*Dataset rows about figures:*
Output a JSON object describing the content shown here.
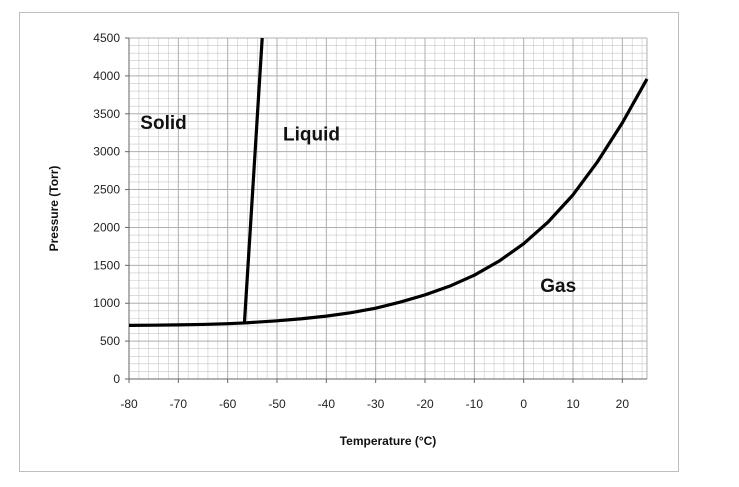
{
  "chart_data": {
    "type": "line",
    "title": "",
    "xlabel": "Temperature (°C)",
    "ylabel": "Pressure (Torr)",
    "xlim": [
      -80,
      25
    ],
    "ylim": [
      0,
      4500
    ],
    "x_ticks": [
      -80,
      -70,
      -60,
      -50,
      -40,
      -30,
      -20,
      -10,
      0,
      10,
      20
    ],
    "y_ticks": [
      0,
      500,
      1000,
      1500,
      2000,
      2500,
      3000,
      3500,
      4000,
      4500
    ],
    "grid": true,
    "line_color": "#000000",
    "grid_color": "#b0b0b0",
    "series": [
      {
        "x": [
          -80,
          -75,
          -70,
          -65,
          -60,
          -56.6,
          -50,
          -45,
          -40,
          -35,
          -30,
          -25,
          -20,
          -15,
          -10,
          -5,
          0,
          5,
          10,
          15,
          20,
          25
        ],
        "y": [
          708,
          710,
          714,
          720,
          730,
          740,
          768,
          795,
          830,
          875,
          935,
          1015,
          1110,
          1225,
          1370,
          1555,
          1785,
          2075,
          2430,
          2870,
          3380,
          3960
        ]
      },
      {
        "x": [
          -56.6,
          -53
        ],
        "y": [
          740,
          4500
        ]
      }
    ],
    "annotations": [
      {
        "text": "Solid",
        "x": -73,
        "y": 3300
      },
      {
        "text": "Liquid",
        "x": -43,
        "y": 3150
      },
      {
        "text": "Gas",
        "x": 7,
        "y": 1150
      }
    ]
  }
}
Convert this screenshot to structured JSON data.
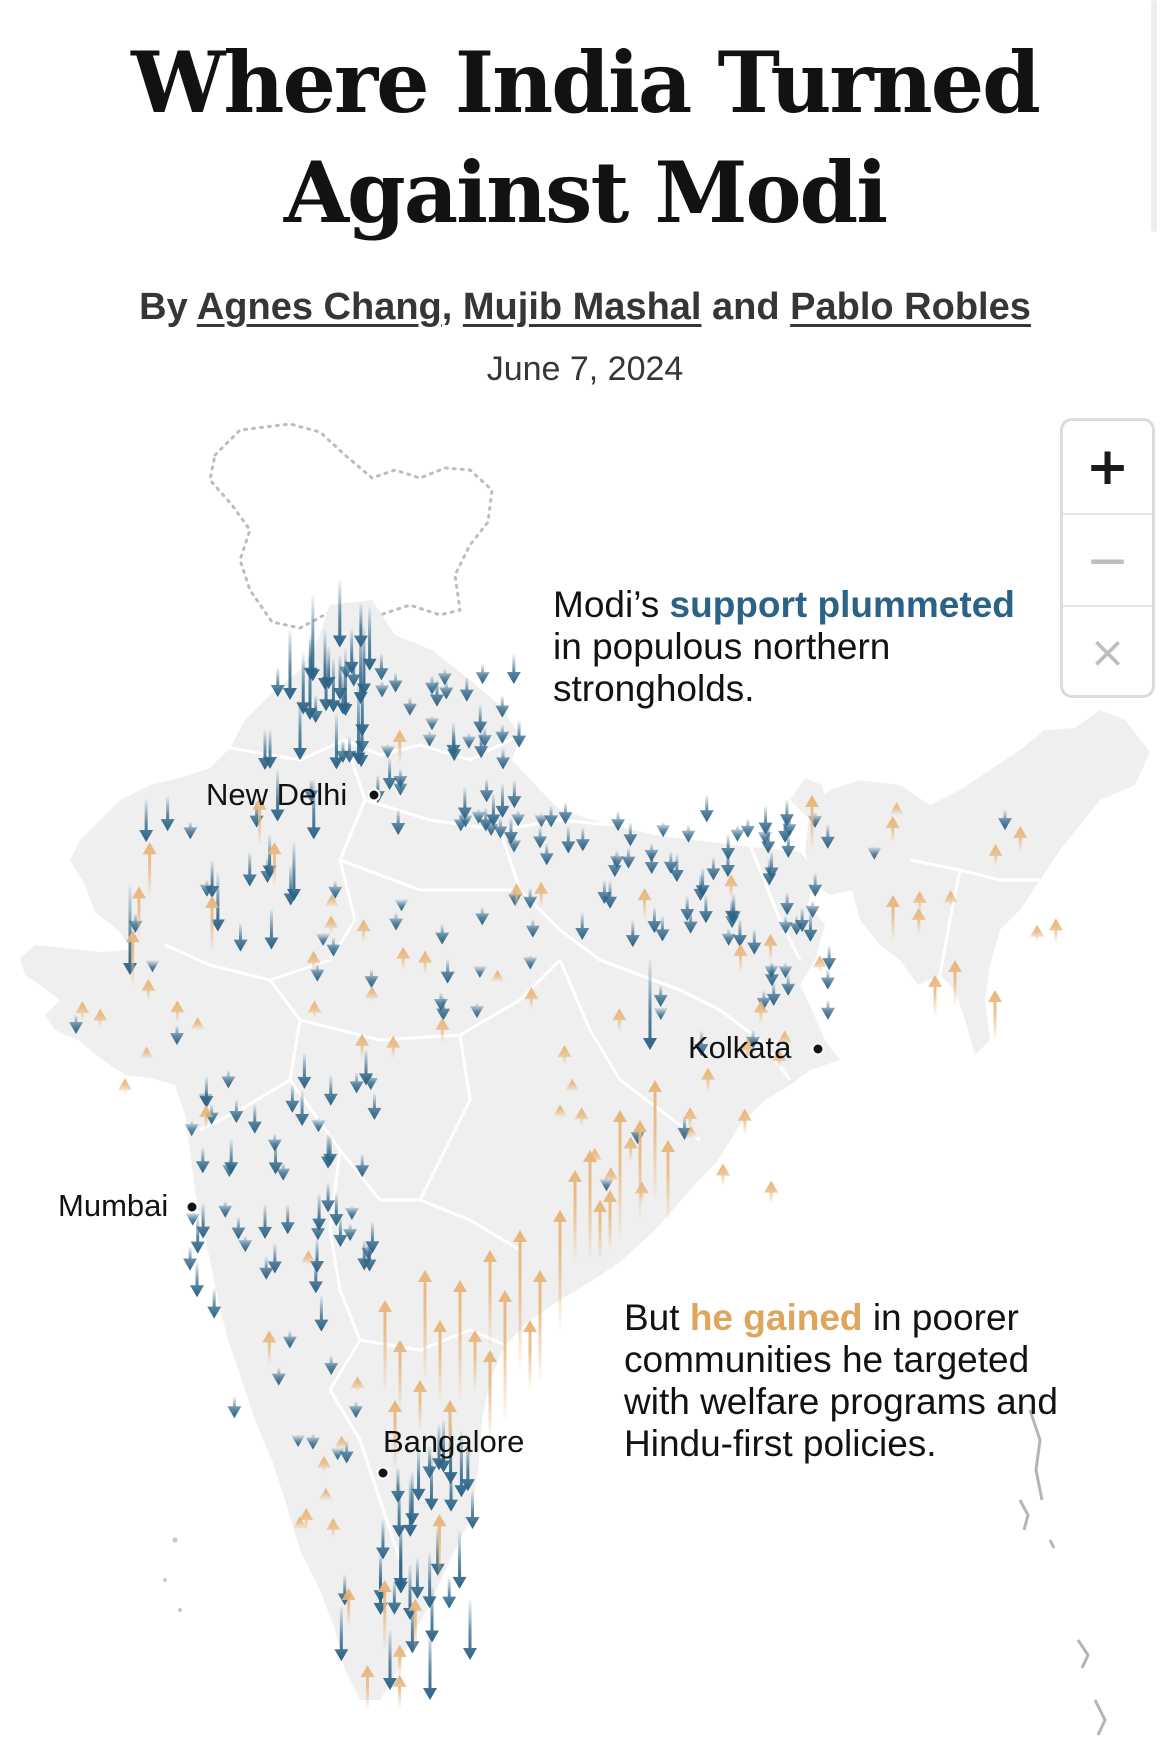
{
  "article": {
    "headline_line1": "Where India Turned",
    "headline_line2": "Against Modi",
    "byline_prefix": "By",
    "authors": [
      "Agnes Chang",
      "Mujib Mashal",
      "Pablo Robles"
    ],
    "byline_sep1": ",",
    "byline_and": "and",
    "date": "June 7, 2024"
  },
  "map_controls": {
    "zoom_in": "+",
    "zoom_out": "−",
    "reset": "×"
  },
  "annotations": {
    "north": {
      "pre": "Modi’s",
      "highlight": "support plummeted",
      "post_line2": "in populous northern",
      "post_line3": "strongholds."
    },
    "south": {
      "pre": "But",
      "highlight": "he gained",
      "post_line1": "in poorer",
      "line2": "communities he targeted",
      "line3": "with welfare programs and",
      "line4": "Hindu-first policies."
    }
  },
  "cities": [
    "New Delhi",
    "Kolkata",
    "Mumbai",
    "Bangalore"
  ],
  "colors": {
    "loss": "#2b6387",
    "gain": "#e8b57a",
    "land": "#efefef",
    "border": "#ffffff",
    "disputed_border": "#bbbbbb",
    "city_dot": "#121212"
  }
}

*Task to carry out:* Transcribe all the lines above exactly, apart from the pictures.

*Task output:*
Output a JSON object describing the content shown here.
{
  "chart_data": {
    "type": "line",
    "title": "",
    "xlabel": "Temperature (°C)",
    "ylabel": "Pressure (Torr)",
    "xlim": [
      -80,
      25
    ],
    "ylim": [
      0,
      4500
    ],
    "x_ticks": [
      -80,
      -70,
      -60,
      -50,
      -40,
      -30,
      -20,
      -10,
      0,
      10,
      20
    ],
    "y_ticks": [
      0,
      500,
      1000,
      1500,
      2000,
      2500,
      3000,
      3500,
      4000,
      4500
    ],
    "grid": true,
    "line_color": "#000000",
    "grid_color": "#b0b0b0",
    "series": [
      {
        "x": [
          -80,
          -75,
          -70,
          -65,
          -60,
          -56.6,
          -50,
          -45,
          -40,
          -35,
          -30,
          -25,
          -20,
          -15,
          -10,
          -5,
          0,
          5,
          10,
          15,
          20,
          25
        ],
        "y": [
          708,
          710,
          714,
          720,
          730,
          740,
          768,
          795,
          830,
          875,
          935,
          1015,
          1110,
          1225,
          1370,
          1555,
          1785,
          2075,
          2430,
          2870,
          3380,
          3960
        ]
      },
      {
        "x": [
          -56.6,
          -53
        ],
        "y": [
          740,
          4500
        ]
      }
    ],
    "annotations": [
      {
        "text": "Solid",
        "x": -73,
        "y": 3300
      },
      {
        "text": "Liquid",
        "x": -43,
        "y": 3150
      },
      {
        "text": "Gas",
        "x": 7,
        "y": 1150
      }
    ]
  }
}
Convert this screenshot to structured JSON data.
{
  "article": {
    "headline_line1": "Where India Turned",
    "headline_line2": "Against Modi",
    "byline_prefix": "By",
    "authors": [
      "Agnes Chang",
      "Mujib Mashal",
      "Pablo Robles"
    ],
    "byline_sep1": ",",
    "byline_and": "and",
    "date": "June 7, 2024"
  },
  "map_controls": {
    "zoom_in": "+",
    "zoom_out": "−",
    "reset": "×"
  },
  "annotations": {
    "north": {
      "pre": "Modi’s",
      "highlight": "support plummeted",
      "post_line2": "in populous northern",
      "post_line3": "strongholds."
    },
    "south": {
      "pre": "But",
      "highlight": "he gained",
      "post_line1": "in poorer",
      "line2": "communities he targeted",
      "line3": "with welfare programs and",
      "line4": "Hindu-first policies."
    }
  },
  "cities": [
    "New Delhi",
    "Kolkata",
    "Mumbai",
    "Bangalore"
  ],
  "colors": {
    "loss": "#2b6387",
    "gain": "#e8b57a",
    "land": "#efefef",
    "border": "#ffffff",
    "disputed_border": "#bbbbbb",
    "city_dot": "#121212"
  }
}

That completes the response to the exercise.